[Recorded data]
+++
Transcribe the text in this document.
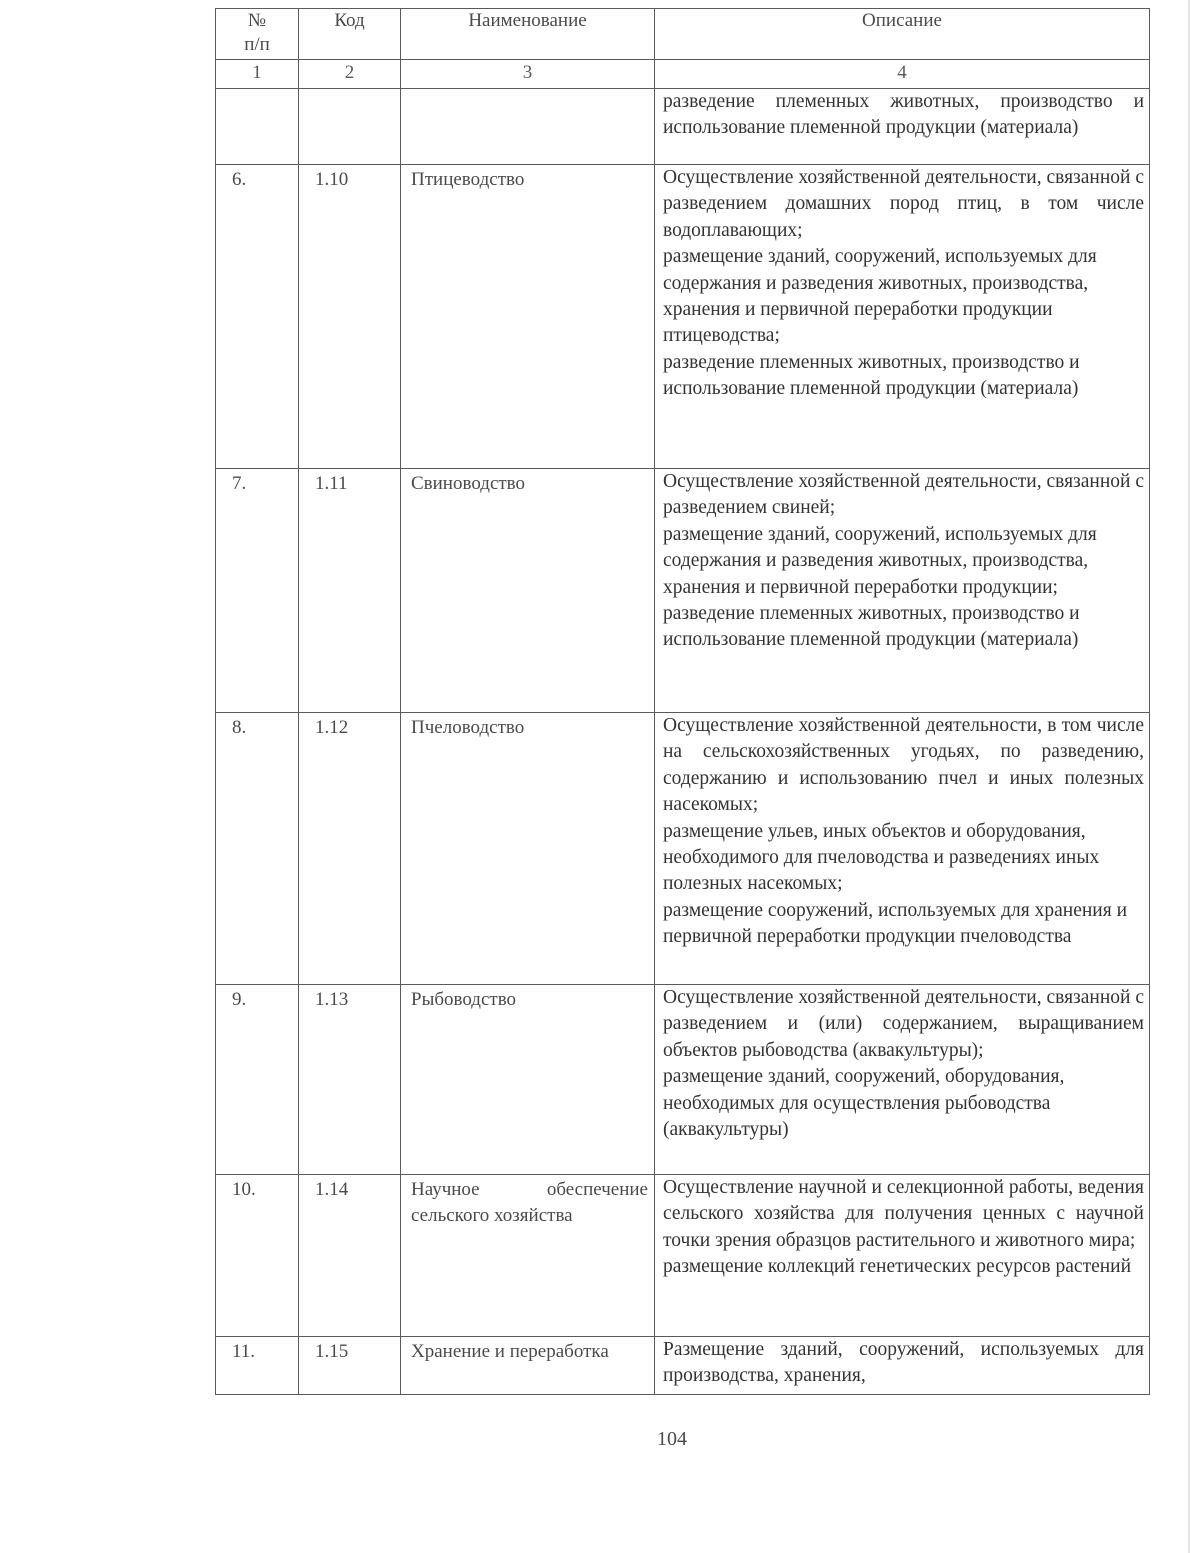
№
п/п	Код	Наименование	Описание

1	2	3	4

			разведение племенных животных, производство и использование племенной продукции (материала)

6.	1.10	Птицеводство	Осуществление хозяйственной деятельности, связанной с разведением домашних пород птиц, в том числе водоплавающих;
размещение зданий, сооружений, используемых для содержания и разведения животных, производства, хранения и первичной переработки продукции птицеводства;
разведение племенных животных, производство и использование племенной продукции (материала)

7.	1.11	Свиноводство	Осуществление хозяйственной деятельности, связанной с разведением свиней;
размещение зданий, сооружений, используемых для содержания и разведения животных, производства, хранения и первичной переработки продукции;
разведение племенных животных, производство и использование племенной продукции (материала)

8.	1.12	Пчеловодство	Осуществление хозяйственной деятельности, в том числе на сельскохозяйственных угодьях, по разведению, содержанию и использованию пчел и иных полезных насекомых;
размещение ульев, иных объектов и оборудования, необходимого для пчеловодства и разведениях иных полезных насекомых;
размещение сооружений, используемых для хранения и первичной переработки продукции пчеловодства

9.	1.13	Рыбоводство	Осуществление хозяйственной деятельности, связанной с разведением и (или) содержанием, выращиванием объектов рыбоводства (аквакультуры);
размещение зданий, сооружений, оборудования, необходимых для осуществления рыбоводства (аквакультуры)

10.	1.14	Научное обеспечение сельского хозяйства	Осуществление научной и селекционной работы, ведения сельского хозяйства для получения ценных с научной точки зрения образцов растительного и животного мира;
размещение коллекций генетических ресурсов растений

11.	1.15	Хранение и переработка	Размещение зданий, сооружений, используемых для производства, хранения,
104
+++
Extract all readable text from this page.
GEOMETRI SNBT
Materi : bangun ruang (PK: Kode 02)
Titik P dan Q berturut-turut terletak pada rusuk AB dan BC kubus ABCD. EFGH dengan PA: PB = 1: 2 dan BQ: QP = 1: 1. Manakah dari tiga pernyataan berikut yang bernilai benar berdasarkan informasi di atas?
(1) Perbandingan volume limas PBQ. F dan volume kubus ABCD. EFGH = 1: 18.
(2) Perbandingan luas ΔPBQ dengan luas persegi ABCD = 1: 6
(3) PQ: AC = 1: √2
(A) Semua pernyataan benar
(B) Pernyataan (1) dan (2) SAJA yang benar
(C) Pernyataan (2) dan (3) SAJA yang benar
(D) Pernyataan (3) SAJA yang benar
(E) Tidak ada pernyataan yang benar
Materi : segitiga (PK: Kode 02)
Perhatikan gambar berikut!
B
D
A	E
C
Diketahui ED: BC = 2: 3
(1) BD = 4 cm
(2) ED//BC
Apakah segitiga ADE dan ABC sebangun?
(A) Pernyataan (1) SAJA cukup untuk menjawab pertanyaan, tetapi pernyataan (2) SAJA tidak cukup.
+++
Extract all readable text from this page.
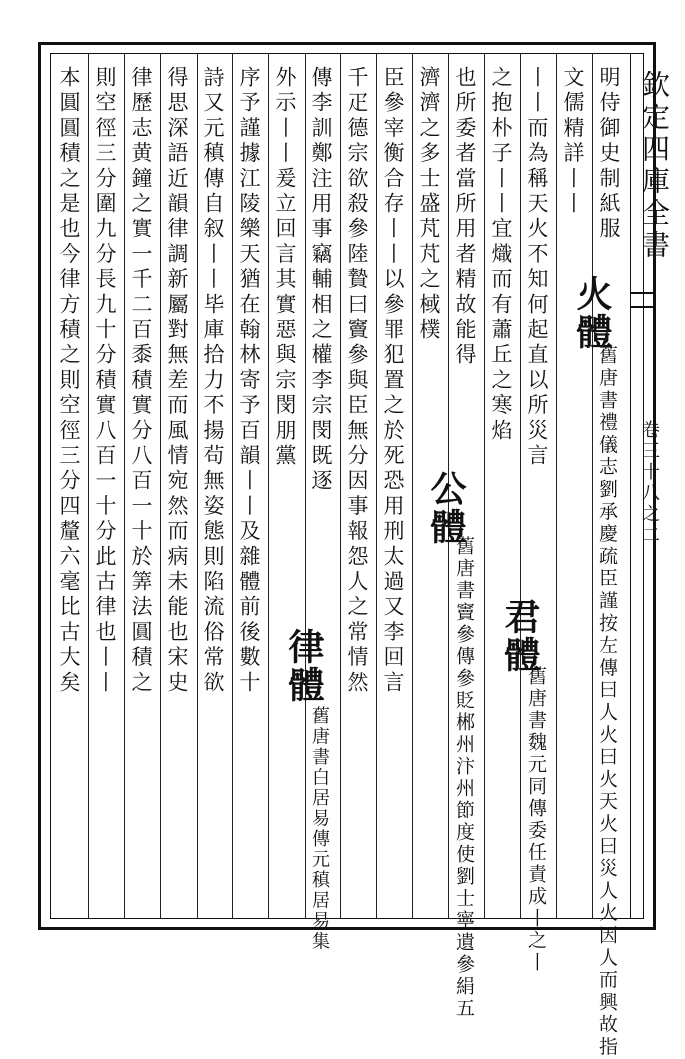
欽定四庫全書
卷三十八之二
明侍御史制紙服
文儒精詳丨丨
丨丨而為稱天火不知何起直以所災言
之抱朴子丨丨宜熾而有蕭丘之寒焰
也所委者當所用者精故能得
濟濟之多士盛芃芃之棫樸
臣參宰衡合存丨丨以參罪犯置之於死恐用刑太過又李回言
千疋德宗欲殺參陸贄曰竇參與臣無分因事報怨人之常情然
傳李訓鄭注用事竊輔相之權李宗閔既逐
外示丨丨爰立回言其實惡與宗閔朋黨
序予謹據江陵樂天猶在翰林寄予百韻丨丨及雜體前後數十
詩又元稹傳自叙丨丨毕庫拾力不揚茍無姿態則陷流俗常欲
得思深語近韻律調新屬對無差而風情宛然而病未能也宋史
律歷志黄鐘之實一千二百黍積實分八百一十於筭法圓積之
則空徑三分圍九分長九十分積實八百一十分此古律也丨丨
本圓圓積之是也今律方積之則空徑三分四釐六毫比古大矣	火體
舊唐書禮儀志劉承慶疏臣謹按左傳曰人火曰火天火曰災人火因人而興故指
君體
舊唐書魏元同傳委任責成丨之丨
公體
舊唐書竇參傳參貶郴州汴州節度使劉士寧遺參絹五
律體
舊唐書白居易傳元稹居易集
+++
Task instructions: Locate the lines above that contain "переработки" and copy them.

Task answer:
размещение зданий, сооружений, используемых для содержания и разведения животных, производства, хранения и первичной переработки продукции птицеводства;
размещение зданий, сооружений, используемых для содержания и разведения животных, производства, хранения и первичной переработки продукции;
размещение сооружений, используемых для хранения и первичной переработки продукции пчеловодства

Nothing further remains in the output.